EXERCISE OBJECTIVE
Beneath this sentence is a set of records; write each of them out exactly.

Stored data
---+---
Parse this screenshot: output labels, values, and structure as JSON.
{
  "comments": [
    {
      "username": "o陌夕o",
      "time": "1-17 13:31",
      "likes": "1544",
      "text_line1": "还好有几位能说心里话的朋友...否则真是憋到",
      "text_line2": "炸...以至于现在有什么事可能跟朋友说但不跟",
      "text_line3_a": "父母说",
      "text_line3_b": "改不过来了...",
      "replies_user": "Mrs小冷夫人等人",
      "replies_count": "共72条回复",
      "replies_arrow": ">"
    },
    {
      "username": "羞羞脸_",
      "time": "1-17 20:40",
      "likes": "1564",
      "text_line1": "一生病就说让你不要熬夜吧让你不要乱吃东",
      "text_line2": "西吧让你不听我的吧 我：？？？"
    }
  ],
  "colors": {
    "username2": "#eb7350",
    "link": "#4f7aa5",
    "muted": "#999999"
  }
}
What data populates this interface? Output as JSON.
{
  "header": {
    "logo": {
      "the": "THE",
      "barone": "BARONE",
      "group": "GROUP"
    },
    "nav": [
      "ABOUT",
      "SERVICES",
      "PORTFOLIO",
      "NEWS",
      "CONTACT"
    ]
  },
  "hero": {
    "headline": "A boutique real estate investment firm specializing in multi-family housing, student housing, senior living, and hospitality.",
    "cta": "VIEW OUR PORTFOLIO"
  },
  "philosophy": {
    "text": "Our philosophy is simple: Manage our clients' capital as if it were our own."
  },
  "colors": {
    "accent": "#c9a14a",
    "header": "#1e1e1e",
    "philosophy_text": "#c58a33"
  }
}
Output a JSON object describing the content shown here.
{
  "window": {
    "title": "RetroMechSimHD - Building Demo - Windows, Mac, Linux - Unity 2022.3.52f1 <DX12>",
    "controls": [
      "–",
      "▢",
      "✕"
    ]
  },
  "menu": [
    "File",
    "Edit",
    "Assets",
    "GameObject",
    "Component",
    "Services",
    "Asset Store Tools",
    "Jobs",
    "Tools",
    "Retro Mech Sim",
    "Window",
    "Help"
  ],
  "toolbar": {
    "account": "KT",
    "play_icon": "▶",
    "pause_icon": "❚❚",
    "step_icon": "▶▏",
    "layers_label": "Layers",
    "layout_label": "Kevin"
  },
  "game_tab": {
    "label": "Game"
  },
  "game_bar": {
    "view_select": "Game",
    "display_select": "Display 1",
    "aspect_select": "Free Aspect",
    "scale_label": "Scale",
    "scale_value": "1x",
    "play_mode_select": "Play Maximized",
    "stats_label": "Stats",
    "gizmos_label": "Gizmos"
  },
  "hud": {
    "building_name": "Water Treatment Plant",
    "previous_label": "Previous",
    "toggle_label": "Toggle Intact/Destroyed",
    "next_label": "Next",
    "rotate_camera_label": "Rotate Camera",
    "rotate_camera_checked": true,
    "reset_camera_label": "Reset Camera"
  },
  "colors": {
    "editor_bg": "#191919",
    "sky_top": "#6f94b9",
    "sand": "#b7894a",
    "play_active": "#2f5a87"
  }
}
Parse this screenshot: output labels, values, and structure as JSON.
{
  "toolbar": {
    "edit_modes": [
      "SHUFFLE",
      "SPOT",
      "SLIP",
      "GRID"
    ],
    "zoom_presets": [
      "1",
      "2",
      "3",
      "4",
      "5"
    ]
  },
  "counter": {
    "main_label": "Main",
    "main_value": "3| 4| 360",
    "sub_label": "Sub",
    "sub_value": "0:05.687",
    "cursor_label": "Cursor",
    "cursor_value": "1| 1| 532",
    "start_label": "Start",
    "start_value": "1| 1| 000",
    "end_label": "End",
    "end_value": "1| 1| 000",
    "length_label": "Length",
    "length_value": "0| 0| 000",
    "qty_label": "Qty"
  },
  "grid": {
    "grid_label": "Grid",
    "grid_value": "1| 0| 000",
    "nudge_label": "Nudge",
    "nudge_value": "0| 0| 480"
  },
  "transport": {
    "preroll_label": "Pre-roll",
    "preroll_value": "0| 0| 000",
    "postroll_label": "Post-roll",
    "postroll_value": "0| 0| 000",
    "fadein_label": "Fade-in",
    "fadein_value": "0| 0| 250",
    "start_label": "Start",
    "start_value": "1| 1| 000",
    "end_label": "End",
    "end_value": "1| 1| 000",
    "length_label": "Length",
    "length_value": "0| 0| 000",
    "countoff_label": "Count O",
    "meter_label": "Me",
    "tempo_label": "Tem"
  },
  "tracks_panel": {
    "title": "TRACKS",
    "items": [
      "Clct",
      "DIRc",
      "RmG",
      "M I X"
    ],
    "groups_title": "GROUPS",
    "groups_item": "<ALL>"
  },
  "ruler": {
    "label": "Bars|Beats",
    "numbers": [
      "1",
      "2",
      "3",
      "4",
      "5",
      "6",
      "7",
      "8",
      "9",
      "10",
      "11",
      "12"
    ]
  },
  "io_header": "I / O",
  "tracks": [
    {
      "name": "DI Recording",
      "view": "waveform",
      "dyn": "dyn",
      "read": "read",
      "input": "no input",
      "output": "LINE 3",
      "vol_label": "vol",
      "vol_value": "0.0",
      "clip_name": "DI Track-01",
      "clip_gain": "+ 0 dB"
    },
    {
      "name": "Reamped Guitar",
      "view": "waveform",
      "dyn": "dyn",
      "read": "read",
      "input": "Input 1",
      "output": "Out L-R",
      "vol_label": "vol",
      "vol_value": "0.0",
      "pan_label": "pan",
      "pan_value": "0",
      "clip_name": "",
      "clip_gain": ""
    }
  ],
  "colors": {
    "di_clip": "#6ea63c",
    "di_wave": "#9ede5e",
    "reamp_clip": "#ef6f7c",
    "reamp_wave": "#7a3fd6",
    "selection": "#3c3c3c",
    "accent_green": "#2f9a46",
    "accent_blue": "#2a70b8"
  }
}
---+---
THE RESULT
Parse this screenshot: output labels, values, and structure as JSON.
{
  "comments": [
    {
      "username": "o陌夕o",
      "time": "1-17 13:31",
      "likes": "1544",
      "text_line1": "还好有几位能说心里话的朋友...否则真是憋到",
      "text_line2": "炸...以至于现在有什么事可能跟朋友说但不跟",
      "text_line3_a": "父母说",
      "text_line3_b": "改不过来了...",
      "replies_user": "Mrs小冷夫人等人",
      "replies_count": "共72条回复",
      "replies_arrow": ">"
    },
    {
      "username": "羞羞脸_",
      "time": "1-17 20:40",
      "likes": "1564",
      "text_line1": "一生病就说让你不要熬夜吧让你不要乱吃东",
      "text_line2": "西吧让你不听我的吧 我：？？？"
    }
  ],
  "colors": {
    "username2": "#eb7350",
    "link": "#4f7aa5",
    "muted": "#999999"
  }
}
What data populates this interface? Output as JSON.
{
  "header": {
    "logo": {
      "the": "THE",
      "barone": "BARONE",
      "group": "GROUP"
    },
    "nav": [
      "ABOUT",
      "SERVICES",
      "PORTFOLIO",
      "NEWS",
      "CONTACT"
    ]
  },
  "hero": {
    "headline": "A boutique real estate investment firm specializing in multi-family housing, student housing, senior living, and hospitality.",
    "cta": "VIEW OUR PORTFOLIO"
  },
  "philosophy": {
    "text": "Our philosophy is simple: Manage our clients' capital as if it were our own."
  },
  "colors": {
    "accent": "#c9a14a",
    "header": "#1e1e1e",
    "philosophy_text": "#c58a33"
  }
}
Output a JSON object describing the content shown here.
{
  "window": {
    "title": "RetroMechSimHD - Building Demo - Windows, Mac, Linux - Unity 2022.3.52f1 <DX12>",
    "controls": [
      "–",
      "▢",
      "✕"
    ]
  },
  "menu": [
    "File",
    "Edit",
    "Assets",
    "GameObject",
    "Component",
    "Services",
    "Asset Store Tools",
    "Jobs",
    "Tools",
    "Retro Mech Sim",
    "Window",
    "Help"
  ],
  "toolbar": {
    "account": "KT",
    "play_icon": "▶",
    "pause_icon": "❚❚",
    "step_icon": "▶▏",
    "layers_label": "Layers",
    "layout_label": "Kevin"
  },
  "game_tab": {
    "label": "Game"
  },
  "game_bar": {
    "view_select": "Game",
    "display_select": "Display 1",
    "aspect_select": "Free Aspect",
    "scale_label": "Scale",
    "scale_value": "1x",
    "play_mode_select": "Play Maximized",
    "stats_label": "Stats",
    "gizmos_label": "Gizmos"
  },
  "hud": {
    "building_name": "Water Treatment Plant",
    "previous_label": "Previous",
    "toggle_label": "Toggle Intact/Destroyed",
    "next_label": "Next",
    "rotate_camera_label": "Rotate Camera",
    "rotate_camera_checked": true,
    "reset_camera_label": "Reset Camera"
  },
  "colors": {
    "editor_bg": "#191919",
    "sky_top": "#6f94b9",
    "sand": "#b7894a",
    "play_active": "#2f5a87"
  }
}
Parse this screenshot: output labels, values, and structure as JSON.
{
  "toolbar": {
    "edit_modes": [
      "SHUFFLE",
      "SPOT",
      "SLIP",
      "GRID"
    ],
    "zoom_presets": [
      "1",
      "2",
      "3",
      "4",
      "5"
    ]
  },
  "counter": {
    "main_label": "Main",
    "main_value": "3| 4| 360",
    "sub_label": "Sub",
    "sub_value": "0:05.687",
    "cursor_label": "Cursor",
    "cursor_value": "1| 1| 532",
    "start_label": "Start",
    "start_value": "1| 1| 000",
    "end_label": "End",
    "end_value": "1| 1| 000",
    "length_label": "Length",
    "length_value": "0| 0| 000",
    "qty_label": "Qty"
  },
  "grid": {
    "grid_label": "Grid",
    "grid_value": "1| 0| 000",
    "nudge_label": "Nudge",
    "nudge_value": "0| 0| 480"
  },
  "transport": {
    "preroll_label": "Pre-roll",
    "preroll_value": "0| 0| 000",
    "postroll_label": "Post-roll",
    "postroll_value": "0| 0| 000",
    "fadein_label": "Fade-in",
    "fadein_value": "0| 0| 250",
    "start_label": "Start",
    "start_value": "1| 1| 000",
    "end_label": "End",
    "end_value": "1| 1| 000",
    "length_label": "Length",
    "length_value": "0| 0| 000",
    "countoff_label": "Count O",
    "meter_label": "Me",
    "tempo_label": "Tem"
  },
  "tracks_panel": {
    "title": "TRACKS",
    "items": [
      "Clct",
      "DIRc",
      "RmG",
      "M I X"
    ],
    "groups_title": "GROUPS",
    "groups_item": "<ALL>"
  },
  "ruler": {
    "label": "Bars|Beats",
    "numbers": [
      "1",
      "2",
      "3",
      "4",
      "5",
      "6",
      "7",
      "8",
      "9",
      "10",
      "11",
      "12"
    ]
  },
  "io_header": "I / O",
  "tracks": [
    {
      "name": "DI Recording",
      "view": "waveform",
      "dyn": "dyn",
      "read": "read",
      "input": "no input",
      "output": "LINE 3",
      "vol_label": "vol",
      "vol_value": "0.0",
      "clip_name": "DI Track-01",
      "clip_gain": "+ 0 dB"
    },
    {
      "name": "Reamped Guitar",
      "view": "waveform",
      "dyn": "dyn",
      "read": "read",
      "input": "Input 1",
      "output": "Out L-R",
      "vol_label": "vol",
      "vol_value": "0.0",
      "pan_label": "pan",
      "pan_value": "0",
      "clip_name": "",
      "clip_gain": ""
    }
  ],
  "colors": {
    "di_clip": "#6ea63c",
    "di_wave": "#9ede5e",
    "reamp_clip": "#ef6f7c",
    "reamp_wave": "#7a3fd6",
    "selection": "#3c3c3c",
    "accent_green": "#2f9a46",
    "accent_blue": "#2a70b8"
  }
}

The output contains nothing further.